--- Start DATA SUPPLIED ---
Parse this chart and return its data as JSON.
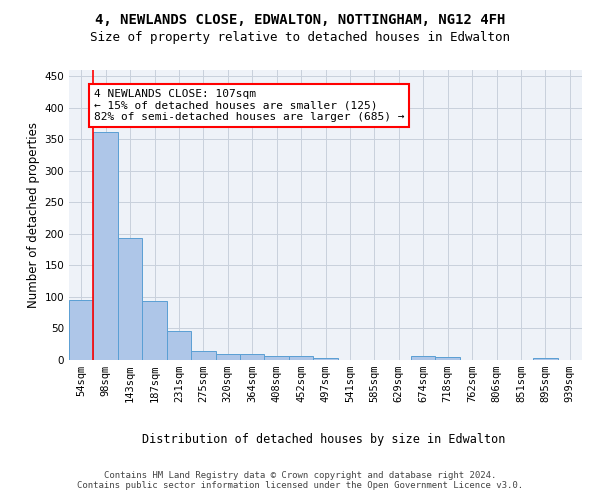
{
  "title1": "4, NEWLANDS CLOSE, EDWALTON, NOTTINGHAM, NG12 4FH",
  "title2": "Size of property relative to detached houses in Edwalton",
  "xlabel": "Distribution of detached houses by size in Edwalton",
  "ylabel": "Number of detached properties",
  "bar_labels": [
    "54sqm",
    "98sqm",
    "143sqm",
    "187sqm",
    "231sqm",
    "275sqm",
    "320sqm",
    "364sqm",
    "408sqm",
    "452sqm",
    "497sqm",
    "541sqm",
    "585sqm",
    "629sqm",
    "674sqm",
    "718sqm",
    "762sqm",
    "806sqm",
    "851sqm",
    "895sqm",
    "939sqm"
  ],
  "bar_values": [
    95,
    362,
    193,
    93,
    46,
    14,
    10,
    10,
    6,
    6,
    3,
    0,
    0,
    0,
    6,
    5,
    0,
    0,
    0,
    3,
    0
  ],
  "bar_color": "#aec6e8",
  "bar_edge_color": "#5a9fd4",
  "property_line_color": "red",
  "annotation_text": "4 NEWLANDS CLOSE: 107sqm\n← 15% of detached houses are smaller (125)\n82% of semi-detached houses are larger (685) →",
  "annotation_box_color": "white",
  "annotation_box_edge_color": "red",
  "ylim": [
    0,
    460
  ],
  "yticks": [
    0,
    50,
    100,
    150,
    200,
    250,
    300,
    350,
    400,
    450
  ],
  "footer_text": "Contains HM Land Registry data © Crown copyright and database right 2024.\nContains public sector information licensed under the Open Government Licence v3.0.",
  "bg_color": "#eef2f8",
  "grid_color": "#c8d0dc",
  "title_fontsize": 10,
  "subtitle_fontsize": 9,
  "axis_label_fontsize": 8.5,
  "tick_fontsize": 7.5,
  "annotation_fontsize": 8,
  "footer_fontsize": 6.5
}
--- End DATA SUPPLIED ---
--- Start DATA SUPPLIED ---
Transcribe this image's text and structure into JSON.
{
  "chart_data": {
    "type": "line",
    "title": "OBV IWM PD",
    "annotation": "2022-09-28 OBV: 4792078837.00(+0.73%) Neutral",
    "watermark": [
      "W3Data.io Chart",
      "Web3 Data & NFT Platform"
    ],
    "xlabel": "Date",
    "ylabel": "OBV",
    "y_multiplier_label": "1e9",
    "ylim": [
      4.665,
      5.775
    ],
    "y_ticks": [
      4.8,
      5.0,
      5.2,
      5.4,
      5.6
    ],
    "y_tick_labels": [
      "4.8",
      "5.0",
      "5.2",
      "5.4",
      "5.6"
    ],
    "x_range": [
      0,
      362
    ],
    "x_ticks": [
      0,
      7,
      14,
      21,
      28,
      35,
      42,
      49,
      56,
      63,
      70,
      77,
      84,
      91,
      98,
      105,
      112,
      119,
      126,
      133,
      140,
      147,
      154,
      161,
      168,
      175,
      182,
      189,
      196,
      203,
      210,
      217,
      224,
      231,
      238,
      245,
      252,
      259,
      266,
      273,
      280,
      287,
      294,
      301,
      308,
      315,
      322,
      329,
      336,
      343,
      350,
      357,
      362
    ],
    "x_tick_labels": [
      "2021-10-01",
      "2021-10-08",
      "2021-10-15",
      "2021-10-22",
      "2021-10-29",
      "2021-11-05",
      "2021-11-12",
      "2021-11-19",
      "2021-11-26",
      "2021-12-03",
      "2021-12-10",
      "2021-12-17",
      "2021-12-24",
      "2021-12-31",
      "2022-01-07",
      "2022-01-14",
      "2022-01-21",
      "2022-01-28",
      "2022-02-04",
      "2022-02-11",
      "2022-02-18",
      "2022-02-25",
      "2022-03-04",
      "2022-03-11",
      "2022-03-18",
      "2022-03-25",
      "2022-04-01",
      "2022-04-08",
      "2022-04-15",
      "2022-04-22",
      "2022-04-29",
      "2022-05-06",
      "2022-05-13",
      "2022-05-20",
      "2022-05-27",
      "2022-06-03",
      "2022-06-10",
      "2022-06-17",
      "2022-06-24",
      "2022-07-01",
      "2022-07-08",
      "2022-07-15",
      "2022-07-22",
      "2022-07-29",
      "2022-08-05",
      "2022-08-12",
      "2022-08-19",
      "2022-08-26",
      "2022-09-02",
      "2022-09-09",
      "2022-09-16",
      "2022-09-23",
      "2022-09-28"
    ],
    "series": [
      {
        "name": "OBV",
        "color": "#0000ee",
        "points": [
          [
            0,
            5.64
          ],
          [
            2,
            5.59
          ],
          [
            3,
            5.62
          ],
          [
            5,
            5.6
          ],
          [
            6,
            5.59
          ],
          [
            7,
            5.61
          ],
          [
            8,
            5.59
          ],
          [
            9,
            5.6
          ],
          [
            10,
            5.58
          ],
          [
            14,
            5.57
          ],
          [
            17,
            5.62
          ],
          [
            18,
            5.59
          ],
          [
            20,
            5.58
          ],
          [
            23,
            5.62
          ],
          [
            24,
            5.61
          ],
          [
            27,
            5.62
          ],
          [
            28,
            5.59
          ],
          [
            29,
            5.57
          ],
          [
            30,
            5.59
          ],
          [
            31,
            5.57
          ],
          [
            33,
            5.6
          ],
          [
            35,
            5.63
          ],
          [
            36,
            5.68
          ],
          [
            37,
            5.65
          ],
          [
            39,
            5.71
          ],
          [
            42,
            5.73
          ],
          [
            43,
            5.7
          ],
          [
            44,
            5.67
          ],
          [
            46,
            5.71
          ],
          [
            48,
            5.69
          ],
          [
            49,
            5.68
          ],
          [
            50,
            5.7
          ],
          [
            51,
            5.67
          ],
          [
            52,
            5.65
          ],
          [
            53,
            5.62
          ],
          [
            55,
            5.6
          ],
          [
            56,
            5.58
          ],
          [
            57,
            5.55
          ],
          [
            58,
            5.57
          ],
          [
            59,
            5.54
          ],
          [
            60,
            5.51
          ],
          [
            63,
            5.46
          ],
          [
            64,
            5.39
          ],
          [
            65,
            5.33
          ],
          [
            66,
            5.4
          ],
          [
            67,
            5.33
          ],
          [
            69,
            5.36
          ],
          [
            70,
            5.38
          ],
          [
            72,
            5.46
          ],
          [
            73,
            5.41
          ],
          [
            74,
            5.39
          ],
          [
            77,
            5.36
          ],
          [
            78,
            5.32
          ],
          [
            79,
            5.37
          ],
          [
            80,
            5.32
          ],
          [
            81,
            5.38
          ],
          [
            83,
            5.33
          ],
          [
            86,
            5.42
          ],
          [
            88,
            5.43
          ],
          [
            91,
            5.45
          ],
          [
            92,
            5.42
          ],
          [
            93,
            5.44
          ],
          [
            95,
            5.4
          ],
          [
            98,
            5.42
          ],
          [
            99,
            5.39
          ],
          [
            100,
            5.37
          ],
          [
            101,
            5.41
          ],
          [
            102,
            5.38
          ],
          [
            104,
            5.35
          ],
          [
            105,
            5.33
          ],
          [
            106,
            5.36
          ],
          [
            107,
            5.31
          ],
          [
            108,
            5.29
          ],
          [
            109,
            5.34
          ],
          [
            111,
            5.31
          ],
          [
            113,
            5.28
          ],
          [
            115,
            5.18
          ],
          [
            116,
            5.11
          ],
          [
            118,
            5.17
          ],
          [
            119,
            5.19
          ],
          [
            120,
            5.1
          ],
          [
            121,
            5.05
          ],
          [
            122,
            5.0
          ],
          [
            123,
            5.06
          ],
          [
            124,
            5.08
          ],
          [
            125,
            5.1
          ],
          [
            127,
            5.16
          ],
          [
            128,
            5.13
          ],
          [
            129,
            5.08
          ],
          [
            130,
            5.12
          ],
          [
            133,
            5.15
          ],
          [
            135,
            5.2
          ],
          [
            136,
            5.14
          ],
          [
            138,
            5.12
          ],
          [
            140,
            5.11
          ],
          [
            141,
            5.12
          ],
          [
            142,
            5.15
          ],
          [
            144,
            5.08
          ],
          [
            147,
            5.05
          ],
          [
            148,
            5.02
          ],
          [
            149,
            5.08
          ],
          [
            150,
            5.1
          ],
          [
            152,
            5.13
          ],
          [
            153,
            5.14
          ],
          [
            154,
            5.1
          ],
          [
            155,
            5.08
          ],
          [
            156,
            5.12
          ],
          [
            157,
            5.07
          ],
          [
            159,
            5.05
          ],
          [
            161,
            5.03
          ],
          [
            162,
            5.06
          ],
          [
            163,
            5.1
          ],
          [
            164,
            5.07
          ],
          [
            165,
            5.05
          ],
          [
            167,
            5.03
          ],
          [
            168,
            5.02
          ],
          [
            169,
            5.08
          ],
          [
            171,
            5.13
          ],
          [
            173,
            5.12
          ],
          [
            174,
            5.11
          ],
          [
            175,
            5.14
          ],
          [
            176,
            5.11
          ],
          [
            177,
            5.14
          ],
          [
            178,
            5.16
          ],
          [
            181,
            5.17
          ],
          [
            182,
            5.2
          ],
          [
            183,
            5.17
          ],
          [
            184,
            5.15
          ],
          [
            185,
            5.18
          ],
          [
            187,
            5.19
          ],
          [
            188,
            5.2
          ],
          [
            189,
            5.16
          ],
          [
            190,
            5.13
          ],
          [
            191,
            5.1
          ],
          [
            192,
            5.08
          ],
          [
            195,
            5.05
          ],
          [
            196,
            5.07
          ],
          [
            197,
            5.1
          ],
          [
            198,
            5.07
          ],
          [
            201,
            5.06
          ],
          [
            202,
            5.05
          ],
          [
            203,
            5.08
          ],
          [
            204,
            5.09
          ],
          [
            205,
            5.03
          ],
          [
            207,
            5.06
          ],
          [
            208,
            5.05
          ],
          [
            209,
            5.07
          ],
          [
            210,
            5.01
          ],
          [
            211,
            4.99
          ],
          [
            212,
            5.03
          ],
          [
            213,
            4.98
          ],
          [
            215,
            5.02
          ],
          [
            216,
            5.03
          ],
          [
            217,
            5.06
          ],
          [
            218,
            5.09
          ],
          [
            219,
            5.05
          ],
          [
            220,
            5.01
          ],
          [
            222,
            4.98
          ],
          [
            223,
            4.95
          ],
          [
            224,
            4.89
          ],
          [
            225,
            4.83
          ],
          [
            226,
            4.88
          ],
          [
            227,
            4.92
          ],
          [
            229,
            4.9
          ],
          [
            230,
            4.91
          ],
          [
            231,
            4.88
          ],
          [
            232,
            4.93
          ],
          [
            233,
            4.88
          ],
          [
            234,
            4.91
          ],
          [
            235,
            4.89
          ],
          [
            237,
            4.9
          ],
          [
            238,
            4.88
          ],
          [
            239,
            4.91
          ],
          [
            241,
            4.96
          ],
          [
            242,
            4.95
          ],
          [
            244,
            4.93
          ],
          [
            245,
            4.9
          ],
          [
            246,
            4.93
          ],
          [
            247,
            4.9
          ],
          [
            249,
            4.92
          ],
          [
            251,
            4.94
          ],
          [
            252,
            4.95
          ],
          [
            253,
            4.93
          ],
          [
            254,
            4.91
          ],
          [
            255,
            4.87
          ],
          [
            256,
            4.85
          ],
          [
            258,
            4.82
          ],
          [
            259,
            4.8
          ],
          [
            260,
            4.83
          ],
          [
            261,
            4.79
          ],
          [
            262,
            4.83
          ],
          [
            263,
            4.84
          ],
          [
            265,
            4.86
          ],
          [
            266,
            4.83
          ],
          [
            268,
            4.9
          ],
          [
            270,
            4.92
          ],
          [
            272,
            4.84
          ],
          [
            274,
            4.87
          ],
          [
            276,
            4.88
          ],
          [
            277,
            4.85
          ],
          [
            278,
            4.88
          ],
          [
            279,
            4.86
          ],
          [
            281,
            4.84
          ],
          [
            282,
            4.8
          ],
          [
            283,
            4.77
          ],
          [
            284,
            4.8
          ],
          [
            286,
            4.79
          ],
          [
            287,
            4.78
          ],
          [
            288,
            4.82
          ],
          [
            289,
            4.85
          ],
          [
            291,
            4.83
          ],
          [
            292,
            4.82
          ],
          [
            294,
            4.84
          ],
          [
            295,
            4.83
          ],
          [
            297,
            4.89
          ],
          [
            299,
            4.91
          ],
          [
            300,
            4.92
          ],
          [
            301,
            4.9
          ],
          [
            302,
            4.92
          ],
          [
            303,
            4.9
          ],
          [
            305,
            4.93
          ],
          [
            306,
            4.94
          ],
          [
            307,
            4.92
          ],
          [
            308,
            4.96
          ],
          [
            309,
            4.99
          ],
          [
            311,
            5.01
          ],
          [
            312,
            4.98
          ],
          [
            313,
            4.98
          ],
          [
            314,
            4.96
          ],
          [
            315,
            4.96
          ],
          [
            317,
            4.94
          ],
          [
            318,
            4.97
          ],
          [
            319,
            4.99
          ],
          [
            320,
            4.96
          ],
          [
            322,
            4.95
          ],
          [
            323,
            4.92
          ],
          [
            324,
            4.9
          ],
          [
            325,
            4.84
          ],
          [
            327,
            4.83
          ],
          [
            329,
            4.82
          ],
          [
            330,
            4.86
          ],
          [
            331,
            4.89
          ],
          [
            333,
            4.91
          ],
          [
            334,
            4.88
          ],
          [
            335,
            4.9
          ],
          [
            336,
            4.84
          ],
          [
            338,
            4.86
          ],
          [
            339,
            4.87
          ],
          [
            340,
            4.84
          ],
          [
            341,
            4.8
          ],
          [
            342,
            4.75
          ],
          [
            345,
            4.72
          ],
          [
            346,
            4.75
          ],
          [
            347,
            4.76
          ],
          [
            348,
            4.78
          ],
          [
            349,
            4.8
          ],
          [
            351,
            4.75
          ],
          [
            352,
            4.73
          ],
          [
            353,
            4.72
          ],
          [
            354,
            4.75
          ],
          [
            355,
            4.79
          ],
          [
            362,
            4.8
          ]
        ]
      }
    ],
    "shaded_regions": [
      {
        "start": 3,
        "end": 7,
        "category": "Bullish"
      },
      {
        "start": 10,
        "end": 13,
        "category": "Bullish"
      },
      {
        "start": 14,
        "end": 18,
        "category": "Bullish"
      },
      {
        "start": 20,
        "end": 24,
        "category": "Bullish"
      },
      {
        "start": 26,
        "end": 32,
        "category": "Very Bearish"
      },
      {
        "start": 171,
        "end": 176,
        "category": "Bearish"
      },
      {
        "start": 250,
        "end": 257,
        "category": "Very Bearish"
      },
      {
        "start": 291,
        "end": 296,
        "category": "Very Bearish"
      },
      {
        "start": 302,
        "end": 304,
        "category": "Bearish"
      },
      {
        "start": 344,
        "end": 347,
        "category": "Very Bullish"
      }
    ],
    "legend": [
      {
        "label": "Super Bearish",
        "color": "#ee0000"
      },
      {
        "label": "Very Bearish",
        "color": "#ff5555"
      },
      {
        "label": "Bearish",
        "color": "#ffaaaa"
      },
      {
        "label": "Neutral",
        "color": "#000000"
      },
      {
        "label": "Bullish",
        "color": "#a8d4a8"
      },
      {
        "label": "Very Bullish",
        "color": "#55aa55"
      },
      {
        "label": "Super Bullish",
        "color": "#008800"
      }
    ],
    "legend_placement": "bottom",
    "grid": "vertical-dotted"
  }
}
--- End DATA SUPPLIED ---
EXERCISE: Copy each line from the records above that includes the string "Neutral".

SOLUTION TO THIS EXERCISE:
    "annotation": "2022-09-28 OBV: 4792078837.00(+0.73%) Neutral",
        "label": "Neutral",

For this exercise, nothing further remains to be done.